Testo riportato:
È una lunghissima lista di reati quella di cui deve rispondere un 31enne ticinese che per circa due anni ha picchiato la propria compagna.
La colpiva così violentemente, che per almeno cinque episodi è imputato di tentato omicidio intenzionale. Ma anche lesioni gravi ripetute, lesioni semplici qualificate, vie di fatto e sequestro. Vi sono poi altri reati che hanno coinvolto altre vittime, tra cui alcuni funzionari pubblici. In tutto i capi di accusa sono 22.
L’uomo, tossicodipendente, nell’interrogatorio che caratterizza le prime fasi del processo iniziato oggi davanti alla Corte delle assise criminali di Lugano, presieduta dal giudice Amos Pagnamenta, giustifica il suo agire con lo stato psicofisico alterato dalle sostanze.

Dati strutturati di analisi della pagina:
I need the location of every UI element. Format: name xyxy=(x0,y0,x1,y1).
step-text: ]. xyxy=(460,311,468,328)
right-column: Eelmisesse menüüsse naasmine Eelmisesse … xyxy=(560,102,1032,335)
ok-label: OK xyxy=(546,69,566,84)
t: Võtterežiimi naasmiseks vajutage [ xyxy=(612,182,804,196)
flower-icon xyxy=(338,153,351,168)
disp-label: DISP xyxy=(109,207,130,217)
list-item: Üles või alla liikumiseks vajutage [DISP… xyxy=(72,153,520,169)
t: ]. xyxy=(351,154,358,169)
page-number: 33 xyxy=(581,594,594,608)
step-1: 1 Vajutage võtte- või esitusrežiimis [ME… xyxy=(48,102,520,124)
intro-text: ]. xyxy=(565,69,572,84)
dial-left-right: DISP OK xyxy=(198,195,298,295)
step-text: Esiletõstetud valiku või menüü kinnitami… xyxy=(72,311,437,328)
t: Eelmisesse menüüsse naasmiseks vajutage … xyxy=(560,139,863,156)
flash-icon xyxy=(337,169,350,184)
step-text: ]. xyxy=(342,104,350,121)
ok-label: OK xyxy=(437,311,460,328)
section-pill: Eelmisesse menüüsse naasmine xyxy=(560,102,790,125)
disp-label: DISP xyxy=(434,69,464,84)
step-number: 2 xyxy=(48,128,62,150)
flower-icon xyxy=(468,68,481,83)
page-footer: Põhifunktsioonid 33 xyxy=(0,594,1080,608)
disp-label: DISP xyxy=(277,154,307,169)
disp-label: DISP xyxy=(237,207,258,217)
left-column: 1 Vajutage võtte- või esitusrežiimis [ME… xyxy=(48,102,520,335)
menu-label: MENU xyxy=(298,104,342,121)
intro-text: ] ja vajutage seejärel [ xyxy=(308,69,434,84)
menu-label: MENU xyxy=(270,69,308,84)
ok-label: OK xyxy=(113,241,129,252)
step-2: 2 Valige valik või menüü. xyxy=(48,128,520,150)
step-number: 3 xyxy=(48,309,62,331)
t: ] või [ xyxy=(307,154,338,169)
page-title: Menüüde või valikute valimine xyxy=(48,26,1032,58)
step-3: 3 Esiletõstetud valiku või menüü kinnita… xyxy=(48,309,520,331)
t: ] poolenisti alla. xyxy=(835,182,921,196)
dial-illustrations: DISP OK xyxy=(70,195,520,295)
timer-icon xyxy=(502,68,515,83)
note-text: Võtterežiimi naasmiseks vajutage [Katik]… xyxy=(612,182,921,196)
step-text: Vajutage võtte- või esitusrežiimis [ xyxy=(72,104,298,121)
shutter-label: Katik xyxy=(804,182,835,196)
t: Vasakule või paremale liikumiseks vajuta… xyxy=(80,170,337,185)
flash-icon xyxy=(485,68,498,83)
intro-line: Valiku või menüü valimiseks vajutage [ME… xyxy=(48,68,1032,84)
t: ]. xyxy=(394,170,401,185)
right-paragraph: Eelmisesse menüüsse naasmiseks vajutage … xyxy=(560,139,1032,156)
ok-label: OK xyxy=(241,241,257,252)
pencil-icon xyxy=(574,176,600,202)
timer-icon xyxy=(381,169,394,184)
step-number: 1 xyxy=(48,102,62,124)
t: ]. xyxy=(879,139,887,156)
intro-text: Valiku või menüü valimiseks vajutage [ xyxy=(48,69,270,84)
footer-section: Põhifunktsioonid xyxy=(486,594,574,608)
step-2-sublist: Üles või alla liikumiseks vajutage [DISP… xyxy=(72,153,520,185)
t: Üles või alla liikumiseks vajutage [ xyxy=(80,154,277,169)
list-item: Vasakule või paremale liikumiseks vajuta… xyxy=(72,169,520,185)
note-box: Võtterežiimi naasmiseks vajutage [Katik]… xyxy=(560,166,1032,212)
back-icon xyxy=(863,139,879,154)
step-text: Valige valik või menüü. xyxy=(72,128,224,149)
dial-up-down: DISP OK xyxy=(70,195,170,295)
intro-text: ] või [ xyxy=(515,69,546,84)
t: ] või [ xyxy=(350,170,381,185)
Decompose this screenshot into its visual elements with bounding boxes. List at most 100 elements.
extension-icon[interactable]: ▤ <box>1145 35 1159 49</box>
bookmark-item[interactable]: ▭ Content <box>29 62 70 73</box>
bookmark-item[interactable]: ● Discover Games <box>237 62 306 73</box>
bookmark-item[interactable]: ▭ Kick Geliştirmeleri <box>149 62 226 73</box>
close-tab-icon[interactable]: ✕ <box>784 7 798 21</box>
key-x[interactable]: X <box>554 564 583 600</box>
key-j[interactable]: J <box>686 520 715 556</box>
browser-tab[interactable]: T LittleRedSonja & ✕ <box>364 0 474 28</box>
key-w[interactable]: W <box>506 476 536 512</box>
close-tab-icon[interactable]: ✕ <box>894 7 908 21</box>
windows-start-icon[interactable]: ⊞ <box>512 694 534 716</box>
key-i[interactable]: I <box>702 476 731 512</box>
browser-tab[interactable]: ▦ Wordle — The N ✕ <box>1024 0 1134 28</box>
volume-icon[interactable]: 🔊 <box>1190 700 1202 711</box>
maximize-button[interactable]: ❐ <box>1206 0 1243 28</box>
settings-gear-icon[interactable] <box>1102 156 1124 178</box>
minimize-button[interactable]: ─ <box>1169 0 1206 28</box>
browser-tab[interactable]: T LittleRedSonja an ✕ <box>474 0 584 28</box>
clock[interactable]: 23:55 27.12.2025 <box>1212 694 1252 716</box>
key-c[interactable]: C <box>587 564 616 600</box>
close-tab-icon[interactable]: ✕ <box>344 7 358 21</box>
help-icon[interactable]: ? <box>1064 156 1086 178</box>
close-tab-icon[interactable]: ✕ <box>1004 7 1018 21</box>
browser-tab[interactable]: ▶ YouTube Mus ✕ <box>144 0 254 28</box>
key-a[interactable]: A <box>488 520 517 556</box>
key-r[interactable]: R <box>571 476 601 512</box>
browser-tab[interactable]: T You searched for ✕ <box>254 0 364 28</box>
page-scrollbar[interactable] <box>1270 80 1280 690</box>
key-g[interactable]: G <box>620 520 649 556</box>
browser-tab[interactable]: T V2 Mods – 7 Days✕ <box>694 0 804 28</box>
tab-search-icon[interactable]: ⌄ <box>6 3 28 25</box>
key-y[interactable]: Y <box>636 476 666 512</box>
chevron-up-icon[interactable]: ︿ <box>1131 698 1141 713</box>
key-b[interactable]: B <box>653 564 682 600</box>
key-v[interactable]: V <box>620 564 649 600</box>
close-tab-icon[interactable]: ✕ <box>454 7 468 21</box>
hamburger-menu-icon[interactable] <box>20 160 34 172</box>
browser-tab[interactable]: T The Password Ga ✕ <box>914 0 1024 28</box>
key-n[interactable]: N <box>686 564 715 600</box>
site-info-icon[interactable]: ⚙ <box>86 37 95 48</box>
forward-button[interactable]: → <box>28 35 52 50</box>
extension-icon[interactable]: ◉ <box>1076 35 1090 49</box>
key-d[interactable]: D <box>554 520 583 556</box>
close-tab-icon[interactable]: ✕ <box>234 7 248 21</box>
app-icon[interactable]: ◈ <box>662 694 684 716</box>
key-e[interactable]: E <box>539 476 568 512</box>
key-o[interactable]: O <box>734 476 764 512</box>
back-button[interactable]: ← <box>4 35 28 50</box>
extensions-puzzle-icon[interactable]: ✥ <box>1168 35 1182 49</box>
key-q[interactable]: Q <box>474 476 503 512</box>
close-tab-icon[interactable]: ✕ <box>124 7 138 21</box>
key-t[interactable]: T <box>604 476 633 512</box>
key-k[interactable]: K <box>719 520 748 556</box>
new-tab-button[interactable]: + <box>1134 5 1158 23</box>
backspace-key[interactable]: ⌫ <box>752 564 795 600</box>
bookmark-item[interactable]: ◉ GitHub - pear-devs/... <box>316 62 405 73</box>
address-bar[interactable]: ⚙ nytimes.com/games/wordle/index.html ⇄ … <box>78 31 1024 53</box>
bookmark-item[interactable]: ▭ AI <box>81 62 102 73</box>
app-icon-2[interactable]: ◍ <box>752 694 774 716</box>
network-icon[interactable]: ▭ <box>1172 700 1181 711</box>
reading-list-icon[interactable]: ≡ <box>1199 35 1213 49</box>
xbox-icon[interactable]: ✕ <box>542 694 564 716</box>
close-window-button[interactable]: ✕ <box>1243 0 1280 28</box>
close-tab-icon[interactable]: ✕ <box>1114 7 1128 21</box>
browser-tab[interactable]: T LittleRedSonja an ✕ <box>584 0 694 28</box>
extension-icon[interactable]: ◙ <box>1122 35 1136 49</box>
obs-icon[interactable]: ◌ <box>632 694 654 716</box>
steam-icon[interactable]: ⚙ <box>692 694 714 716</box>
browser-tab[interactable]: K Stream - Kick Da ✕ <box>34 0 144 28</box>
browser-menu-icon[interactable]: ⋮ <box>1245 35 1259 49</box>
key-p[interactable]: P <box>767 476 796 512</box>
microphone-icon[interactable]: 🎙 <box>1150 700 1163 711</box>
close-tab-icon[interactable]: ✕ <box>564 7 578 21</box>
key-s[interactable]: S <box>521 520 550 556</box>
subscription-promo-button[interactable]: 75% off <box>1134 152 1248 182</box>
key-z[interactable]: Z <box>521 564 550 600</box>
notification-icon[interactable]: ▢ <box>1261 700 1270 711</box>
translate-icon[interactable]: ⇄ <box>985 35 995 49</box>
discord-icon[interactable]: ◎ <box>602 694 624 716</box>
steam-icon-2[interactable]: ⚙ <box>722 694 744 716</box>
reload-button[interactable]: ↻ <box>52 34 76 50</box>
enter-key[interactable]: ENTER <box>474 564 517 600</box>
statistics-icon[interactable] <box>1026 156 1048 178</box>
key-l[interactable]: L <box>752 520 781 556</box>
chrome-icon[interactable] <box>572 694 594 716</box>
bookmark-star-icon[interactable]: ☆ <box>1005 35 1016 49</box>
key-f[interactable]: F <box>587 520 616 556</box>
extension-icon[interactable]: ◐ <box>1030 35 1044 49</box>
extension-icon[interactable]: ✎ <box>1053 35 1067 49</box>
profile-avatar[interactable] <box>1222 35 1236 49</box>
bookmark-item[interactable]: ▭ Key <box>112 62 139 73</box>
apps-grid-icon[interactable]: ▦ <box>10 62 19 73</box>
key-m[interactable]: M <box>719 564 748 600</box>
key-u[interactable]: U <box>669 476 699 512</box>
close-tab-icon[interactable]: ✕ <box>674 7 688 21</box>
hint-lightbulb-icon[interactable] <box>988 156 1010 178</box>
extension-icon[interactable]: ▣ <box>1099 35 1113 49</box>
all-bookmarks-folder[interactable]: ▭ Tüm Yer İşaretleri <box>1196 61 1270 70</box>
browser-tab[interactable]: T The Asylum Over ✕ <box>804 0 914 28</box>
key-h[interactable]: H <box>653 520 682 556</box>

Compiti assegnati:
a - Stampa il passo dell'articolo sul processo compreso tra "È una lunghissima" e "alterato dalle sostanze.", estremi inclusi.
b - Prosegui l'articolo sul processo di Lugano a partire dalla sua ultima frase.
I record sono materiale a sé stante, distinto dall'articolo sul processo.

Risultati in ordine:
a -
È una lunghissima lista di reati quella di cui deve rispondere un 31enne ticinese che per circa due anni ha picchiato la propria compagna.
La colpiva così violentemente, che per almeno cinque episodi è imputato di tentato omicidio intenzionale. Ma anche lesioni gravi ripetute, lesioni semplici qualificate, vie di fatto e sequestro. Vi sono poi altri reati che hanno coinvolto altre vittime, tra cui alcuni funzionari pubblici. In tutto i capi di accusa sono 22.
L’uomo, tossicodipendente, nell’interrogatorio che caratterizza le prime fasi del processo iniziato oggi davanti alla Corte delle assise criminali di Lugano, presieduta dal giudice Amos Pagnamenta, giustifica il suo agire con lo stato psicofisico alterato dalle sostanze.

b -
Nei confronti dell'imputato, difeso dall’avvocato Marco Masoni, il procuratore pubblico Andrea Minesso ha chiesto una condanna a 10 anni. "A lui della legge non frega niente", ha detto il pp. Esemplare in questo senso un vero e proprio assalto al posto di polizia di Faido, con tanto di aggressione degli agenti, la cui unica colpa era quella di aver messo sotto protezione la vittima.